- _Passage given_:
........

Meek Mill ends court battle with negotiated guilty plea, all other charges dropped

KYW Staff
August 27, 2019 - 7:37 am

UPDATED: 11:20 a.m.

PHILADELPHIA (KYW Newsradio) — Meek Mill is a free man, after negotiating a plea deal with the city's district attorney and resolving a case that's kept him on probation for most of his adult life. 

Dressed in a green graphic button-down shirt, Mill, real name Robert Rihmeek Williams, pleaded guilty to a single weapons charge: possession of an instrument in a crime. In exchange, he will not serve any more time after already having spent a total of about two years in prison.

This 12-year ordeal is now over for the rapper, who grew up in Strawberry Mansion. 

"I know this has been a long road for you, and hopefully this will be the end of it," Judge Leon Tucker told the rapper.

Tucker told Mill they both went to the same high school. He said, "You represent the community I live in, I grew up in. People depend on you now."

Mill thanked the judge, but Tucker told him not to thank him but that he should thank his lawyers, and that he benefited from this ordeal both "financially and otherwise."

........

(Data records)
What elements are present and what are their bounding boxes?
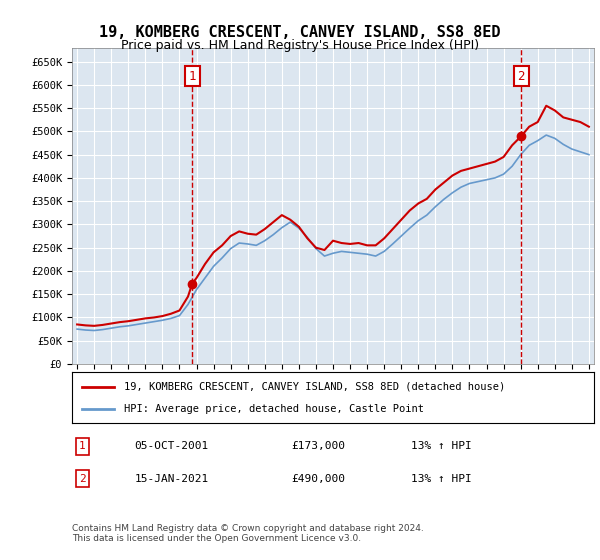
Text: Contains HM Land Registry data © Crown copyright and database right 2024.
This d: Contains HM Land Registry data © Crown c… [72, 524, 424, 543]
Text: 1: 1 [188, 69, 196, 82]
Text: 13% ↑ HPI: 13% ↑ HPI [412, 474, 472, 484]
Text: £490,000: £490,000 [291, 474, 345, 484]
Text: £173,000: £173,000 [291, 441, 345, 451]
Text: 15-JAN-2021: 15-JAN-2021 [134, 474, 209, 484]
Text: 19, KOMBERG CRESCENT, CANVEY ISLAND, SS8 8ED (detached house): 19, KOMBERG CRESCENT, CANVEY ISLAND, SS8… [124, 381, 505, 391]
Text: 19, KOMBERG CRESCENT, CANVEY ISLAND, SS8 8ED: 19, KOMBERG CRESCENT, CANVEY ISLAND, SS8… [99, 25, 501, 40]
Text: 13% ↑ HPI: 13% ↑ HPI [412, 441, 472, 451]
Text: HPI: Average price, detached house, Castle Point: HPI: Average price, detached house, Cast… [124, 404, 424, 414]
Text: 2: 2 [518, 69, 525, 82]
Text: 1: 1 [79, 441, 86, 451]
Text: Price paid vs. HM Land Registry's House Price Index (HPI): Price paid vs. HM Land Registry's House … [121, 39, 479, 52]
Text: 2: 2 [79, 474, 86, 484]
Text: 05-OCT-2001: 05-OCT-2001 [134, 441, 209, 451]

........

- _Problem statement_:
From the Meek Mill article above, reproduce word for word the part that begins with "PHILADELPHIA (KYW Newsradio)" and ends with "his adult life.".

- _Solution to the problem_:
PHILADELPHIA (KYW Newsradio) — Meek Mill is a free man, after negotiating a plea deal with the city's district attorney and resolving a case that's kept him on probation for most of his adult life.